══ Records provided ══

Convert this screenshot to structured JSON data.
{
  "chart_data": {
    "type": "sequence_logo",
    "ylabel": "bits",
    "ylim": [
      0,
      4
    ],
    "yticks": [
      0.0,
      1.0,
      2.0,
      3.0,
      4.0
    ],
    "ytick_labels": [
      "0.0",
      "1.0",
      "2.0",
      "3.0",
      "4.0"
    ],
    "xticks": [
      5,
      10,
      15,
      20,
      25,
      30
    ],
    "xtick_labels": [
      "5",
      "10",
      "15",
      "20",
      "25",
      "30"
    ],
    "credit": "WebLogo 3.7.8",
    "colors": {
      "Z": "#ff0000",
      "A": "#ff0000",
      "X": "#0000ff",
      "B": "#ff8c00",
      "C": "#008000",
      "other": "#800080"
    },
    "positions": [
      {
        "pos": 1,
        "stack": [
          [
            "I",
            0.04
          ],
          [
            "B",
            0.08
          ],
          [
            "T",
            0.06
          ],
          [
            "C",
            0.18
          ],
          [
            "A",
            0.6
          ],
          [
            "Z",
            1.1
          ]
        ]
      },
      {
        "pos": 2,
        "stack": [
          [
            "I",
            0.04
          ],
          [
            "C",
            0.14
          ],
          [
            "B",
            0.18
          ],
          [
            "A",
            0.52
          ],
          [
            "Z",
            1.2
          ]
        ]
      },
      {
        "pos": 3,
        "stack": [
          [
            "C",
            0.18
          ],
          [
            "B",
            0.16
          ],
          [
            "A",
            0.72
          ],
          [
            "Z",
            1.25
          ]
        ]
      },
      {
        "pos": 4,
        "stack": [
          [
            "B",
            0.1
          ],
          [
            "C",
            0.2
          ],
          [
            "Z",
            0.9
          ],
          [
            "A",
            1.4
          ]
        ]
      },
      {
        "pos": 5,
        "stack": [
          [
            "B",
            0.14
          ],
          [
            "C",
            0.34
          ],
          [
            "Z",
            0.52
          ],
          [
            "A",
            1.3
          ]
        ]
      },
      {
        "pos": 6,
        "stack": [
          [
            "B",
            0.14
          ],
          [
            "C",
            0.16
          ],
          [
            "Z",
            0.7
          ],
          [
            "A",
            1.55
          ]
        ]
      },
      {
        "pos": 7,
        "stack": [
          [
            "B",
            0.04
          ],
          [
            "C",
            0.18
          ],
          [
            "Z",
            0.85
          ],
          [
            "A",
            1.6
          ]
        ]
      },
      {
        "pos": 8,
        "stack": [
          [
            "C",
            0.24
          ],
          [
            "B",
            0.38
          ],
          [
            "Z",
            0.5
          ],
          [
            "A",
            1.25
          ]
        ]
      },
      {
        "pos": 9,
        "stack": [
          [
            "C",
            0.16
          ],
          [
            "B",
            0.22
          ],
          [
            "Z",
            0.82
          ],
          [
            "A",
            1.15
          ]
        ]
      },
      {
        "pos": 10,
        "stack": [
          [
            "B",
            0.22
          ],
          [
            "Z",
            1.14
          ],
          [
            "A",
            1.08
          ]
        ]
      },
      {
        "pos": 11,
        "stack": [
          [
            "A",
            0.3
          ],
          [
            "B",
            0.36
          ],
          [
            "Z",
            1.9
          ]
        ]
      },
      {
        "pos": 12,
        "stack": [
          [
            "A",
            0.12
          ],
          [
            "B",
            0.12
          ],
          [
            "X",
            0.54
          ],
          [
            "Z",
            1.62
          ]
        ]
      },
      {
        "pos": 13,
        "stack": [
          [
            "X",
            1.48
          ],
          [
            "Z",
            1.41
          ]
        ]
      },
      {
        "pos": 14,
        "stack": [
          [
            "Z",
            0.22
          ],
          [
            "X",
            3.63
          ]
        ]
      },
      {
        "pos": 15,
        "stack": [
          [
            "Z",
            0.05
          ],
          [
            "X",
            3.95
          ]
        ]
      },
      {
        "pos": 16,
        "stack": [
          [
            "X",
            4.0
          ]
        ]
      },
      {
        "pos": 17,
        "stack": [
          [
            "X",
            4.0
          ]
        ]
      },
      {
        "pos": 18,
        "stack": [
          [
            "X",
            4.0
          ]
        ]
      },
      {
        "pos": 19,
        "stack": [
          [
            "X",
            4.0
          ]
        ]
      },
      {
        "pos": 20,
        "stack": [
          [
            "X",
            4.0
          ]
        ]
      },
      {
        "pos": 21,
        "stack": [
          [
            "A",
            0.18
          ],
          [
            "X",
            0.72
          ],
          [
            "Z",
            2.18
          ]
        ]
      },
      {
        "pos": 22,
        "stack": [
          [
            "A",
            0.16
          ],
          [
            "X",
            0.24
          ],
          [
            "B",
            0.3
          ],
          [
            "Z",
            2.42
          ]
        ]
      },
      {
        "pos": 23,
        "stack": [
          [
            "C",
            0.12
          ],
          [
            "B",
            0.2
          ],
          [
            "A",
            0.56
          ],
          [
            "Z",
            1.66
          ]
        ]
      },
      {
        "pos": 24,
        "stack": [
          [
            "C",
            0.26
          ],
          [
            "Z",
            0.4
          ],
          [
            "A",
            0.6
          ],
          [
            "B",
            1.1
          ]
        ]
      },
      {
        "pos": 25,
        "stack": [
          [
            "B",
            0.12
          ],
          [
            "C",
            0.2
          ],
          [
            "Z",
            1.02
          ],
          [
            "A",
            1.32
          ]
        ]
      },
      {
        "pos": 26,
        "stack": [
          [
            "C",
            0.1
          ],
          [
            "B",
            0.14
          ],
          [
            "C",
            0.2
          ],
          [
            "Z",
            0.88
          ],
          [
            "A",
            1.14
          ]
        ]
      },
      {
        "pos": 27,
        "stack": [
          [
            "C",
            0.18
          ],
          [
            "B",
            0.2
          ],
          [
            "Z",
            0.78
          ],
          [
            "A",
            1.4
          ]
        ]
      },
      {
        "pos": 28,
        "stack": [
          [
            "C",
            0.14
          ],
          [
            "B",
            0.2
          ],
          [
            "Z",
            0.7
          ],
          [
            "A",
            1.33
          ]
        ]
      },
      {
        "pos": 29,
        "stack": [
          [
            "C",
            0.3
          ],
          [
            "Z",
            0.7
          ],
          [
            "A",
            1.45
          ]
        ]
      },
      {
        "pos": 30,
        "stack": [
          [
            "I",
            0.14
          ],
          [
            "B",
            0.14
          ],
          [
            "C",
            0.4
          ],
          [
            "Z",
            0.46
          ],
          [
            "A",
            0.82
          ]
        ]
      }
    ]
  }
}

═══

Written task. Write out the listing once more, matching it exactly.

Full solution.
Convert this screenshot to structured JSON data.
{
  "chart_data": {
    "type": "sequence_logo",
    "ylabel": "bits",
    "ylim": [
      0,
      4
    ],
    "yticks": [
      0.0,
      1.0,
      2.0,
      3.0,
      4.0
    ],
    "ytick_labels": [
      "0.0",
      "1.0",
      "2.0",
      "3.0",
      "4.0"
    ],
    "xticks": [
      5,
      10,
      15,
      20,
      25,
      30
    ],
    "xtick_labels": [
      "5",
      "10",
      "15",
      "20",
      "25",
      "30"
    ],
    "credit": "WebLogo 3.7.8",
    "colors": {
      "Z": "#ff0000",
      "A": "#ff0000",
      "X": "#0000ff",
      "B": "#ff8c00",
      "C": "#008000",
      "other": "#800080"
    },
    "positions": [
      {
        "pos": 1,
        "stack": [
          [
            "I",
            0.04
          ],
          [
            "B",
            0.08
          ],
          [
            "T",
            0.06
          ],
          [
            "C",
            0.18
          ],
          [
            "A",
            0.6
          ],
          [
            "Z",
            1.1
          ]
        ]
      },
      {
        "pos": 2,
        "stack": [
          [
            "I",
            0.04
          ],
          [
            "C",
            0.14
          ],
          [
            "B",
            0.18
          ],
          [
            "A",
            0.52
          ],
          [
            "Z",
            1.2
          ]
        ]
      },
      {
        "pos": 3,
        "stack": [
          [
            "C",
            0.18
          ],
          [
            "B",
            0.16
          ],
          [
            "A",
            0.72
          ],
          [
            "Z",
            1.25
          ]
        ]
      },
      {
        "pos": 4,
        "stack": [
          [
            "B",
            0.1
          ],
          [
            "C",
            0.2
          ],
          [
            "Z",
            0.9
          ],
          [
            "A",
            1.4
          ]
        ]
      },
      {
        "pos": 5,
        "stack": [
          [
            "B",
            0.14
          ],
          [
            "C",
            0.34
          ],
          [
            "Z",
            0.52
          ],
          [
            "A",
            1.3
          ]
        ]
      },
      {
        "pos": 6,
        "stack": [
          [
            "B",
            0.14
          ],
          [
            "C",
            0.16
          ],
          [
            "Z",
            0.7
          ],
          [
            "A",
            1.55
          ]
        ]
      },
      {
        "pos": 7,
        "stack": [
          [
            "B",
            0.04
          ],
          [
            "C",
            0.18
          ],
          [
            "Z",
            0.85
          ],
          [
            "A",
            1.6
          ]
        ]
      },
      {
        "pos": 8,
        "stack": [
          [
            "C",
            0.24
          ],
          [
            "B",
            0.38
          ],
          [
            "Z",
            0.5
          ],
          [
            "A",
            1.25
          ]
        ]
      },
      {
        "pos": 9,
        "stack": [
          [
            "C",
            0.16
          ],
          [
            "B",
            0.22
          ],
          [
            "Z",
            0.82
          ],
          [
            "A",
            1.15
          ]
        ]
      },
      {
        "pos": 10,
        "stack": [
          [
            "B",
            0.22
          ],
          [
            "Z",
            1.14
          ],
          [
            "A",
            1.08
          ]
        ]
      },
      {
        "pos": 11,
        "stack": [
          [
            "A",
            0.3
          ],
          [
            "B",
            0.36
          ],
          [
            "Z",
            1.9
          ]
        ]
      },
      {
        "pos": 12,
        "stack": [
          [
            "A",
            0.12
          ],
          [
            "B",
            0.12
          ],
          [
            "X",
            0.54
          ],
          [
            "Z",
            1.62
          ]
        ]
      },
      {
        "pos": 13,
        "stack": [
          [
            "X",
            1.48
          ],
          [
            "Z",
            1.41
          ]
        ]
      },
      {
        "pos": 14,
        "stack": [
          [
            "Z",
            0.22
          ],
          [
            "X",
            3.63
          ]
        ]
      },
      {
        "pos": 15,
        "stack": [
          [
            "Z",
            0.05
          ],
          [
            "X",
            3.95
          ]
        ]
      },
      {
        "pos": 16,
        "stack": [
          [
            "X",
            4.0
          ]
        ]
      },
      {
        "pos": 17,
        "stack": [
          [
            "X",
            4.0
          ]
        ]
      },
      {
        "pos": 18,
        "stack": [
          [
            "X",
            4.0
          ]
        ]
      },
      {
        "pos": 19,
        "stack": [
          [
            "X",
            4.0
          ]
        ]
      },
      {
        "pos": 20,
        "stack": [
          [
            "X",
            4.0
          ]
        ]
      },
      {
        "pos": 21,
        "stack": [
          [
            "A",
            0.18
          ],
          [
            "X",
            0.72
          ],
          [
            "Z",
            2.18
          ]
        ]
      },
      {
        "pos": 22,
        "stack": [
          [
            "A",
            0.16
          ],
          [
            "X",
            0.24
          ],
          [
            "B",
            0.3
          ],
          [
            "Z",
            2.42
          ]
        ]
      },
      {
        "pos": 23,
        "stack": [
          [
            "C",
            0.12
          ],
          [
            "B",
            0.2
          ],
          [
            "A",
            0.56
          ],
          [
            "Z",
            1.66
          ]
        ]
      },
      {
        "pos": 24,
        "stack": [
          [
            "C",
            0.26
          ],
          [
            "Z",
            0.4
          ],
          [
            "A",
            0.6
          ],
          [
            "B",
            1.1
          ]
        ]
      },
      {
        "pos": 25,
        "stack": [
          [
            "B",
            0.12
          ],
          [
            "C",
            0.2
          ],
          [
            "Z",
            1.02
          ],
          [
            "A",
            1.32
          ]
        ]
      },
      {
        "pos": 26,
        "stack": [
          [
            "C",
            0.1
          ],
          [
            "B",
            0.14
          ],
          [
            "C",
            0.2
          ],
          [
            "Z",
            0.88
          ],
          [
            "A",
            1.14
          ]
        ]
      },
      {
        "pos": 27,
        "stack": [
          [
            "C",
            0.18
          ],
          [
            "B",
            0.2
          ],
          [
            "Z",
            0.78
          ],
          [
            "A",
            1.4
          ]
        ]
      },
      {
        "pos": 28,
        "stack": [
          [
            "C",
            0.14
          ],
          [
            "B",
            0.2
          ],
          [
            "Z",
            0.7
          ],
          [
            "A",
            1.33
          ]
        ]
      },
      {
        "pos": 29,
        "stack": [
          [
            "C",
            0.3
          ],
          [
            "Z",
            0.7
          ],
          [
            "A",
            1.45
          ]
        ]
      },
      {
        "pos": 30,
        "stack": [
          [
            "I",
            0.14
          ],
          [
            "B",
            0.14
          ],
          [
            "C",
            0.4
          ],
          [
            "Z",
            0.46
          ],
          [
            "A",
            0.82
          ]
        ]
      }
    ]
  }
}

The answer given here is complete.